### INFORMATION SUPPLIED ###
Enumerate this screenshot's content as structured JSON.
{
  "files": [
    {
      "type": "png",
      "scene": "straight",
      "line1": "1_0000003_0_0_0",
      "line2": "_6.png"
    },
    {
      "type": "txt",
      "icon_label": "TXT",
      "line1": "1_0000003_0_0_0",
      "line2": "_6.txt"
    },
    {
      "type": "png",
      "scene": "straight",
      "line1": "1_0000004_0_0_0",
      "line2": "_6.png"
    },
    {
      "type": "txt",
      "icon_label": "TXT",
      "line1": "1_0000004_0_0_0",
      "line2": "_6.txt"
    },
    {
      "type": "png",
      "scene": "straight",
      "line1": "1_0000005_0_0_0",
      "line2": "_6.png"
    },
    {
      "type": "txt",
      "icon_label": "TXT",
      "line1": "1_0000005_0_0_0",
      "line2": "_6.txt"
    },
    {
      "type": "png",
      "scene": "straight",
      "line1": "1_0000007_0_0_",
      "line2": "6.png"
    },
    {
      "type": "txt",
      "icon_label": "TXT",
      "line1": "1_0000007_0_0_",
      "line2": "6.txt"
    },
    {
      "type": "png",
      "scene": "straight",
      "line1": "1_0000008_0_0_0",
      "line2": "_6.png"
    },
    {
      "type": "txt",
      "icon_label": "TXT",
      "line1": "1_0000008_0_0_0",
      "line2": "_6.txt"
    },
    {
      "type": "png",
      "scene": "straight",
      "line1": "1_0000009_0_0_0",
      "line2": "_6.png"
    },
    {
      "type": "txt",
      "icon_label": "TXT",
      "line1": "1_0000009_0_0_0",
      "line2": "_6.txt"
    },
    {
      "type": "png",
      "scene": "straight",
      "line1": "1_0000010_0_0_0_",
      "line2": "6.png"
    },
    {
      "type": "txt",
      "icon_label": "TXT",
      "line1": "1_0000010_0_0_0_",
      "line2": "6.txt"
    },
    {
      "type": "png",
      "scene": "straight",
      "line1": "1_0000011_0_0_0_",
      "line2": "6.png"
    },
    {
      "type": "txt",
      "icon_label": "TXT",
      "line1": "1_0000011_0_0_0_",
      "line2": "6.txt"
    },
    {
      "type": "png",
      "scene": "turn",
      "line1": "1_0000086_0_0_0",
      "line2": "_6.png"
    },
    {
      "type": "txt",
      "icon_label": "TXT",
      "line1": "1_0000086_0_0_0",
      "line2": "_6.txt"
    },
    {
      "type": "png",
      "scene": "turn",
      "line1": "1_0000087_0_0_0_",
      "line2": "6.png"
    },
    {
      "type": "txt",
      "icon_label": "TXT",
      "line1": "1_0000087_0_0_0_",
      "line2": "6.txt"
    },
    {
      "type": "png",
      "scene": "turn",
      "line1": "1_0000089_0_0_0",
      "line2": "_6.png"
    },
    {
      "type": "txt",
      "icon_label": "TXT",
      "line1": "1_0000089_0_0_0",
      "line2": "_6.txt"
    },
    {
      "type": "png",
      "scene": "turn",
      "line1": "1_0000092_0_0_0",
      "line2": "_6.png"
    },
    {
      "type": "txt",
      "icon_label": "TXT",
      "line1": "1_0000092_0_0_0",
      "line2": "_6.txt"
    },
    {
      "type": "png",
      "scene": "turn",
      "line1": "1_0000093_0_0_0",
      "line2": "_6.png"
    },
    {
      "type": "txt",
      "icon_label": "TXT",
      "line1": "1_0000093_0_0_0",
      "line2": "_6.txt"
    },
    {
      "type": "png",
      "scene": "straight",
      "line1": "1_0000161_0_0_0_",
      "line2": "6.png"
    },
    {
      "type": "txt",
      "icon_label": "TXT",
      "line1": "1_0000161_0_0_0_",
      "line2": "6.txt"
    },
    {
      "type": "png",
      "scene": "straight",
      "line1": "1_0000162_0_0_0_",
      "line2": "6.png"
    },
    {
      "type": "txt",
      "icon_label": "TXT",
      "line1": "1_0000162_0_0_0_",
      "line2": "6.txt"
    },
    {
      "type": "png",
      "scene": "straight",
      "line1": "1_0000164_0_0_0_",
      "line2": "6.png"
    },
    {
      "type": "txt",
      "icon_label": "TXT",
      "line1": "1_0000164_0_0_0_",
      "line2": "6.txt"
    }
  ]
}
###
▶ OBJECTIVE
Output the data above exactly, please, line for line.

▶ SOLUTION FOR THIS EXERCISE
Enumerate this screenshot's content as structured JSON.
{
  "files": [
    {
      "type": "png",
      "scene": "straight",
      "line1": "1_0000003_0_0_0",
      "line2": "_6.png"
    },
    {
      "type": "txt",
      "icon_label": "TXT",
      "line1": "1_0000003_0_0_0",
      "line2": "_6.txt"
    },
    {
      "type": "png",
      "scene": "straight",
      "line1": "1_0000004_0_0_0",
      "line2": "_6.png"
    },
    {
      "type": "txt",
      "icon_label": "TXT",
      "line1": "1_0000004_0_0_0",
      "line2": "_6.txt"
    },
    {
      "type": "png",
      "scene": "straight",
      "line1": "1_0000005_0_0_0",
      "line2": "_6.png"
    },
    {
      "type": "txt",
      "icon_label": "TXT",
      "line1": "1_0000005_0_0_0",
      "line2": "_6.txt"
    },
    {
      "type": "png",
      "scene": "straight",
      "line1": "1_0000007_0_0_",
      "line2": "6.png"
    },
    {
      "type": "txt",
      "icon_label": "TXT",
      "line1": "1_0000007_0_0_",
      "line2": "6.txt"
    },
    {
      "type": "png",
      "scene": "straight",
      "line1": "1_0000008_0_0_0",
      "line2": "_6.png"
    },
    {
      "type": "txt",
      "icon_label": "TXT",
      "line1": "1_0000008_0_0_0",
      "line2": "_6.txt"
    },
    {
      "type": "png",
      "scene": "straight",
      "line1": "1_0000009_0_0_0",
      "line2": "_6.png"
    },
    {
      "type": "txt",
      "icon_label": "TXT",
      "line1": "1_0000009_0_0_0",
      "line2": "_6.txt"
    },
    {
      "type": "png",
      "scene": "straight",
      "line1": "1_0000010_0_0_0_",
      "line2": "6.png"
    },
    {
      "type": "txt",
      "icon_label": "TXT",
      "line1": "1_0000010_0_0_0_",
      "line2": "6.txt"
    },
    {
      "type": "png",
      "scene": "straight",
      "line1": "1_0000011_0_0_0_",
      "line2": "6.png"
    },
    {
      "type": "txt",
      "icon_label": "TXT",
      "line1": "1_0000011_0_0_0_",
      "line2": "6.txt"
    },
    {
      "type": "png",
      "scene": "turn",
      "line1": "1_0000086_0_0_0",
      "line2": "_6.png"
    },
    {
      "type": "txt",
      "icon_label": "TXT",
      "line1": "1_0000086_0_0_0",
      "line2": "_6.txt"
    },
    {
      "type": "png",
      "scene": "turn",
      "line1": "1_0000087_0_0_0_",
      "line2": "6.png"
    },
    {
      "type": "txt",
      "icon_label": "TXT",
      "line1": "1_0000087_0_0_0_",
      "line2": "6.txt"
    },
    {
      "type": "png",
      "scene": "turn",
      "line1": "1_0000089_0_0_0",
      "line2": "_6.png"
    },
    {
      "type": "txt",
      "icon_label": "TXT",
      "line1": "1_0000089_0_0_0",
      "line2": "_6.txt"
    },
    {
      "type": "png",
      "scene": "turn",
      "line1": "1_0000092_0_0_0",
      "line2": "_6.png"
    },
    {
      "type": "txt",
      "icon_label": "TXT",
      "line1": "1_0000092_0_0_0",
      "line2": "_6.txt"
    },
    {
      "type": "png",
      "scene": "turn",
      "line1": "1_0000093_0_0_0",
      "line2": "_6.png"
    },
    {
      "type": "txt",
      "icon_label": "TXT",
      "line1": "1_0000093_0_0_0",
      "line2": "_6.txt"
    },
    {
      "type": "png",
      "scene": "straight",
      "line1": "1_0000161_0_0_0_",
      "line2": "6.png"
    },
    {
      "type": "txt",
      "icon_label": "TXT",
      "line1": "1_0000161_0_0_0_",
      "line2": "6.txt"
    },
    {
      "type": "png",
      "scene": "straight",
      "line1": "1_0000162_0_0_0_",
      "line2": "6.png"
    },
    {
      "type": "txt",
      "icon_label": "TXT",
      "line1": "1_0000162_0_0_0_",
      "line2": "6.txt"
    },
    {
      "type": "png",
      "scene": "straight",
      "line1": "1_0000164_0_0_0_",
      "line2": "6.png"
    },
    {
      "type": "txt",
      "icon_label": "TXT",
      "line1": "1_0000164_0_0_0_",
      "line2": "6.txt"
    }
  ]
}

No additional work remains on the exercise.